Document passage:
● ● ● ●

In the near future I think there will continue to be a mixture of single user instances and larger instances with maybe hundreds or thousands of people using them (careful use of language there). There are still advantages, economic and social, to pooling resources as a collective.

@bob Indeed, you can see how different groups can be modelled by instances of many (e.g., neighbourhoods, local communities, etc.). One transitionary mechanism would be seamless account migration (imagine starting out with an account on a community instance and then seamlessly being able to convert that to your own instance in under 30 seconds).

@aral Account migration is a key issue, and I think it's being worked on. Some time ago I investigated it myself and at present with OStatus it's hard to migrate accounts. I can easily reconstruct the follows, but not the followers - which would need many others to also update their systems.

The solution is to do something like Hubzilla, where there is a separate instance identifier as a long random string. That means identifying the instance doesn't depend on its domain name.

@bob
Indeed it is.
@aeris explained though that it would be very difficult technically to have easy instance migration because of the followers, like you said.
I'm not sure how your interesting reference to Hubzilla would work there, though?

@aral
I understand and approve this mix of instance sizes better than your promotion of individual instances only, I must say.

● ● ● ●

Provided data:
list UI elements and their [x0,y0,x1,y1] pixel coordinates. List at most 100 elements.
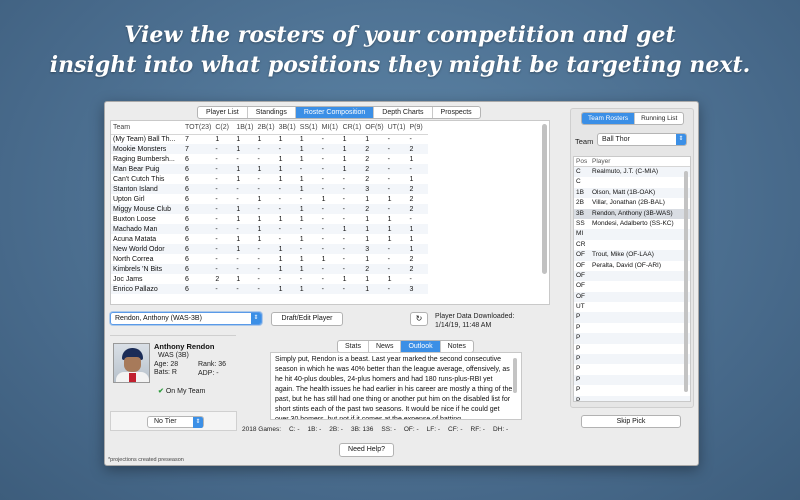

● ● ● ●

Challenges:
A – Please duplicate the part of the discussion about instance migration starting at "The solution is" and ending at "I must say.".
B – Render this sentence from the discussion about instance migration in Spanish: "That means identifying the instance doesn't depend on its domain name."
C – Write the next part of the discussion about instance migration, following its last post.
The material comes from a different source than the discussion.

The results:
A –
The solution is to do something like Hubzilla, where there is a separate instance identifier as a long random string. That means identifying the instance doesn't depend on its domain name.

@bob
Indeed it is.
@aeris explained though that it would be very difficult technically to have easy instance migration because of the followers, like you said.
I'm not sure how your interesting reference to Hubzilla would work there, though?

@aral
I understand and approve this mix of instance sizes better than your promotion of individual instances only, I must say.

B – Eso significa que identificar la instancia no depende de su nombre de dominio.

C –
@bob This is something I hope we will be able to support the development of in the near future. Watch this space ;)

In the hubzilla model you aren't tied to a location and can spin up new cloned identities at any time, either from an existing server or a thumb drive. You don't have to migrate your friends because they are all still there. You don't really move - you just show up at a different server.

This is almost trivial for your normal social network. For Hubzilla it's a bit harder as the project is primarily a decentralised CMS and cloud storage resource with distributed access control and decentralised social networking is just icing on the cake. Cloning and syncing a lot of files (some of which may be huge media files or zipped repositories) puts a lot of additional burdens on the sync tools.
@mike @aral one of my long term goals with postActiv is a proper nomadic identity.
@aral @mike It's not the easiest problem to solve in ideals but its something I'd want myself with the software so its definitely on the radar.